WHAT THE EXERCISE ASKS: In the listing that follows, count each line where the word "cardboard" appears; write nothing but the count.

Data extracted from a collection:

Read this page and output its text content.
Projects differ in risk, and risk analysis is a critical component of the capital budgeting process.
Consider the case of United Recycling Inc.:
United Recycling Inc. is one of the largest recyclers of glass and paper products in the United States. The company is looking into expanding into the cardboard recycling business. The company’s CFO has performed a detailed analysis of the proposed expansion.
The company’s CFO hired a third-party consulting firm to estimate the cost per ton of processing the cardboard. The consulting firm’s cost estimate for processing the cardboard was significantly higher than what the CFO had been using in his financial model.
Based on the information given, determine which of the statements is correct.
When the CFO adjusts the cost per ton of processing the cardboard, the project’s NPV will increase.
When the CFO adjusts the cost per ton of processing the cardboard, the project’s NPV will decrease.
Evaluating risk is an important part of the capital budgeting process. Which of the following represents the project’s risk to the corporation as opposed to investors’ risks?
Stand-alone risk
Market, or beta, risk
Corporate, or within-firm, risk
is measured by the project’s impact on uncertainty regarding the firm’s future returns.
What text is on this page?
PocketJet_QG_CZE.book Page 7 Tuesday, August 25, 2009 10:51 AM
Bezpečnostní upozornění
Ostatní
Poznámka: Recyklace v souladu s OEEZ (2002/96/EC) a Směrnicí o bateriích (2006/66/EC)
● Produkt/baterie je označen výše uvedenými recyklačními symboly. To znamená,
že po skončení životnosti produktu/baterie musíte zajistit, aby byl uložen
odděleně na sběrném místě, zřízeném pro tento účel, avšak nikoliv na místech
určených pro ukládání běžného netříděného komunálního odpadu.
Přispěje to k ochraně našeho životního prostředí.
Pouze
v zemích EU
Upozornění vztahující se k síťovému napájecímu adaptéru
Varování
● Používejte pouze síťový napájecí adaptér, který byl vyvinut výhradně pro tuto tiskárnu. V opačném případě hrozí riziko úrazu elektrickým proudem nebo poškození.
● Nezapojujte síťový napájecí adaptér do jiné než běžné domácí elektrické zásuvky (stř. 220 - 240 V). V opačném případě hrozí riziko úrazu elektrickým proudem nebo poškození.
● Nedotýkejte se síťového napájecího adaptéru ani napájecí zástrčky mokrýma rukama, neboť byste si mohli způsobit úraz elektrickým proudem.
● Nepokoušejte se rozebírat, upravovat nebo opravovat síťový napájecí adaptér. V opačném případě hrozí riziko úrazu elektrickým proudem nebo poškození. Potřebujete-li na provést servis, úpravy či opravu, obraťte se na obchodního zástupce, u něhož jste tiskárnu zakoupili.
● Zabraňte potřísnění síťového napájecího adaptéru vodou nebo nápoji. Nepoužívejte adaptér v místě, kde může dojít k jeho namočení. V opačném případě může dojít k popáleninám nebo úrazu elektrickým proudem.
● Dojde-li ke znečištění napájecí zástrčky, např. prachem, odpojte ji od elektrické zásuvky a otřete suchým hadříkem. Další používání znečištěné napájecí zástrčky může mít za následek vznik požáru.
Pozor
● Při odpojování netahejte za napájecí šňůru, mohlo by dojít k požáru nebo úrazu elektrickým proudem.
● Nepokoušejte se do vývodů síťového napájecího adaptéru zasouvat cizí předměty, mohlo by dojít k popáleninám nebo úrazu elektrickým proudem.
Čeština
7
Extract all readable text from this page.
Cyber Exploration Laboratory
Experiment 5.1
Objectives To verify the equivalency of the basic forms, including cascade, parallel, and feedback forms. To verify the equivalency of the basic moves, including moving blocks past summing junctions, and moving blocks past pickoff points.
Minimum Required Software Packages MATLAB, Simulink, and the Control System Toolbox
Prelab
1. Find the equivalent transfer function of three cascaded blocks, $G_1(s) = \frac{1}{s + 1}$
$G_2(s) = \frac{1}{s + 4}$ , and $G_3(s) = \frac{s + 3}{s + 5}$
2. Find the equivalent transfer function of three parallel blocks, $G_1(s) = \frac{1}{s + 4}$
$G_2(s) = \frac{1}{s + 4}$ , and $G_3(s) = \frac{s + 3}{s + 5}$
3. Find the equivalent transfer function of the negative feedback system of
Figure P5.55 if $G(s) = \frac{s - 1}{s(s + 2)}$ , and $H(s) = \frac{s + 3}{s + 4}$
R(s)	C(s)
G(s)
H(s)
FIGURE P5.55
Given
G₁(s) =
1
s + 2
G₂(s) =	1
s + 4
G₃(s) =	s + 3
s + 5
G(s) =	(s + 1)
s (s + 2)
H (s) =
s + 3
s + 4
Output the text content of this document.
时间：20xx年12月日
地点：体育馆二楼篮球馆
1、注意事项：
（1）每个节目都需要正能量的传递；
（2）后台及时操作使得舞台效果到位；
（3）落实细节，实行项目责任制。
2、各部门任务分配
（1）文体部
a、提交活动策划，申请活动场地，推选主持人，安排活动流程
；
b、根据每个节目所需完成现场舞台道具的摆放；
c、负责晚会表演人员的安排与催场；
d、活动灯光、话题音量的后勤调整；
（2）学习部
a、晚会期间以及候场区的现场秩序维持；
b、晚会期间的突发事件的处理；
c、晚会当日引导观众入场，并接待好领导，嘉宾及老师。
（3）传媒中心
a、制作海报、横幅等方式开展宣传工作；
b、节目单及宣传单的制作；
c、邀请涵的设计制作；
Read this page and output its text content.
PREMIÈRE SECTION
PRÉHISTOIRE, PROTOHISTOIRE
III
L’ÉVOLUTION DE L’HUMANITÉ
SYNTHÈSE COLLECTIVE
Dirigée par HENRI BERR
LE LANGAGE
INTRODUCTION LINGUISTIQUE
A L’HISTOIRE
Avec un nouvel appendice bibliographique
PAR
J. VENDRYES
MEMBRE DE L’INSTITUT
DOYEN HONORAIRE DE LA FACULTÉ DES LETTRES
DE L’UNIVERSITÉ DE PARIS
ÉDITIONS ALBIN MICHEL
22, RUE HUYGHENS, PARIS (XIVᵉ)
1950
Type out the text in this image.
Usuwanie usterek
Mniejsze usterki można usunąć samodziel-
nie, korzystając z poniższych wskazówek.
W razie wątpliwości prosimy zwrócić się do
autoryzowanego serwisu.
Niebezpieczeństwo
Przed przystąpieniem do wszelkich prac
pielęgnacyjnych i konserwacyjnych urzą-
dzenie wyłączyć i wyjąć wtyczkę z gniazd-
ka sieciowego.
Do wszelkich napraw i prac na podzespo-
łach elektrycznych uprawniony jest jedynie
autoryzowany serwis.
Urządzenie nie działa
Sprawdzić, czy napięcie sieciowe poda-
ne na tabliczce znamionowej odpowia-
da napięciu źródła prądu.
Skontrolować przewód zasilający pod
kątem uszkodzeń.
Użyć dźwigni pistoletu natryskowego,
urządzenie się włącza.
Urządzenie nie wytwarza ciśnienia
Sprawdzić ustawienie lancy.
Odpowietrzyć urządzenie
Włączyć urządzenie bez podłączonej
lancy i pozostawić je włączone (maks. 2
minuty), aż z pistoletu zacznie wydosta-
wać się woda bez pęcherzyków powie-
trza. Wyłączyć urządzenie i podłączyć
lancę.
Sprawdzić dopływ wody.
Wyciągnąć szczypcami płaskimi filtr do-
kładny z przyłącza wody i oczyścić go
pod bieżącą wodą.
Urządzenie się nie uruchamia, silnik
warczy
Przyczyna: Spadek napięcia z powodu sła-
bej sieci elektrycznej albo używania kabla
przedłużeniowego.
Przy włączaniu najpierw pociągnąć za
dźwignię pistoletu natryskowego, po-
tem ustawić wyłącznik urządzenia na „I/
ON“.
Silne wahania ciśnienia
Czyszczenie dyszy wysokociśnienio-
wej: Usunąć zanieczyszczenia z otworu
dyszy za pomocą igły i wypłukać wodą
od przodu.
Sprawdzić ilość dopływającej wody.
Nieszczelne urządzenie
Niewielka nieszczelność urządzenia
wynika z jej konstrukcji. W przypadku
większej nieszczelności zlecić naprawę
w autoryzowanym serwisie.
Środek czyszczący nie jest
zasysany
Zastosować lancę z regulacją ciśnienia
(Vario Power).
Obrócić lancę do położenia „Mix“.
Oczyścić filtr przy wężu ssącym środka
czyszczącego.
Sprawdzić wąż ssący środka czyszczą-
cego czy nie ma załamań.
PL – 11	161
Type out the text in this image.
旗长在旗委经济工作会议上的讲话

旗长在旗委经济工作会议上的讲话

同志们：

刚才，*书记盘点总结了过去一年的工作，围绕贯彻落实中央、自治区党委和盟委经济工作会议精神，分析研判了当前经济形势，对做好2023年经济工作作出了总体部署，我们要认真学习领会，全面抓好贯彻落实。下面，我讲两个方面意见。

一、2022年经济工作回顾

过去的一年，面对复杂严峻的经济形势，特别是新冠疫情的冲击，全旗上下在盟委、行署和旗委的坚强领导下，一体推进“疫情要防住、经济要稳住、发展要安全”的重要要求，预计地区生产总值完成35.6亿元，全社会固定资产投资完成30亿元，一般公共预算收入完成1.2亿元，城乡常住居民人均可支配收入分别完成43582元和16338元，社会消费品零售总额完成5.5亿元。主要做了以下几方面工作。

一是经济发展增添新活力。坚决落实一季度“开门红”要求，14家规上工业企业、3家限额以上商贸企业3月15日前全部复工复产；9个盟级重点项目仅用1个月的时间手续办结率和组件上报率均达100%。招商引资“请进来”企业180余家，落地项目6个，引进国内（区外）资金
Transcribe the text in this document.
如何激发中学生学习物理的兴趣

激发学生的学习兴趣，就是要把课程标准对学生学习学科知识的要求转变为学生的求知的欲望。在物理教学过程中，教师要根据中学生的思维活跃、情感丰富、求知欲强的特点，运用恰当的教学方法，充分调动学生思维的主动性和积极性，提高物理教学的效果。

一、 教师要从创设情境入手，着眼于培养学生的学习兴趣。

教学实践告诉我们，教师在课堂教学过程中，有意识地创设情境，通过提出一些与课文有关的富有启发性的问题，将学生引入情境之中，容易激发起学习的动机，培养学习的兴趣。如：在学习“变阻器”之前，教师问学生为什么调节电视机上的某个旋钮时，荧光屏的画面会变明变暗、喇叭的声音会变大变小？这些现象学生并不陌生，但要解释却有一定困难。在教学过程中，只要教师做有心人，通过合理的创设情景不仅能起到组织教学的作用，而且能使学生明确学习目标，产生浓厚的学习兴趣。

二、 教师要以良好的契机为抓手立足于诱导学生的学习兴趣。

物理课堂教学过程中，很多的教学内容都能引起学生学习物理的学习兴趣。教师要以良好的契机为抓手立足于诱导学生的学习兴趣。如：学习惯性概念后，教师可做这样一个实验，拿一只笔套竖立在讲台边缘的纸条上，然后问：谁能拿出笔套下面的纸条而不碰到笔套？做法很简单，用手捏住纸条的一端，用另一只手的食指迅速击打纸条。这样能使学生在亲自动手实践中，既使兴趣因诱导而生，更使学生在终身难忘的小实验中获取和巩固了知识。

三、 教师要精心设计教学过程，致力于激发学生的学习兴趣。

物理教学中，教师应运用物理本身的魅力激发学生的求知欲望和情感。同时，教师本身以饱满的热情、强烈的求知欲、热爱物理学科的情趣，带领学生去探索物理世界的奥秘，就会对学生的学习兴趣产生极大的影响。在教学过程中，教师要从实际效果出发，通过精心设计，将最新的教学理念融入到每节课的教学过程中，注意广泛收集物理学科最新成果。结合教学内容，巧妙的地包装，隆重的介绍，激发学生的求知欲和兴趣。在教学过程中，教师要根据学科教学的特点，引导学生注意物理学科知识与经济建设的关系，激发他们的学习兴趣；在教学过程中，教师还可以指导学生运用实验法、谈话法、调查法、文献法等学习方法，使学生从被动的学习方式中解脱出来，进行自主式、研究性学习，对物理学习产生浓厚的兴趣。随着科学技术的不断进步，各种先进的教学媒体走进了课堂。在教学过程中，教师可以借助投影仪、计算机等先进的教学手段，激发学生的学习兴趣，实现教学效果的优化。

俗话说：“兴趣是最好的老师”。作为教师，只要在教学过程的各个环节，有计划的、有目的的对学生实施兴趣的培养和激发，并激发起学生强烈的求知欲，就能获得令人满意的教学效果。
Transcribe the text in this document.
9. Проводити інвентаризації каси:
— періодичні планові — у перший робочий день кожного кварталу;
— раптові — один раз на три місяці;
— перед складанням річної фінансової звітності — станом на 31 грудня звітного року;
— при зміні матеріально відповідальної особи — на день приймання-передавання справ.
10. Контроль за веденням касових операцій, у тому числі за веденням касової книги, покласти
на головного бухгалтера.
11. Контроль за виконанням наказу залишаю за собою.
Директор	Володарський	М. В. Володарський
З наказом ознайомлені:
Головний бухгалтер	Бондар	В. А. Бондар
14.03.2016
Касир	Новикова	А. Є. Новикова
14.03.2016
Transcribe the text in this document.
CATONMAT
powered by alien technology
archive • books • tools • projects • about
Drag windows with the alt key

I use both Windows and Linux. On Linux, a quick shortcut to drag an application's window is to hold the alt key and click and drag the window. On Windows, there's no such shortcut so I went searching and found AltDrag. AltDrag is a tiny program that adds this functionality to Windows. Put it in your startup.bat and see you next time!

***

FINAL RESULT: 4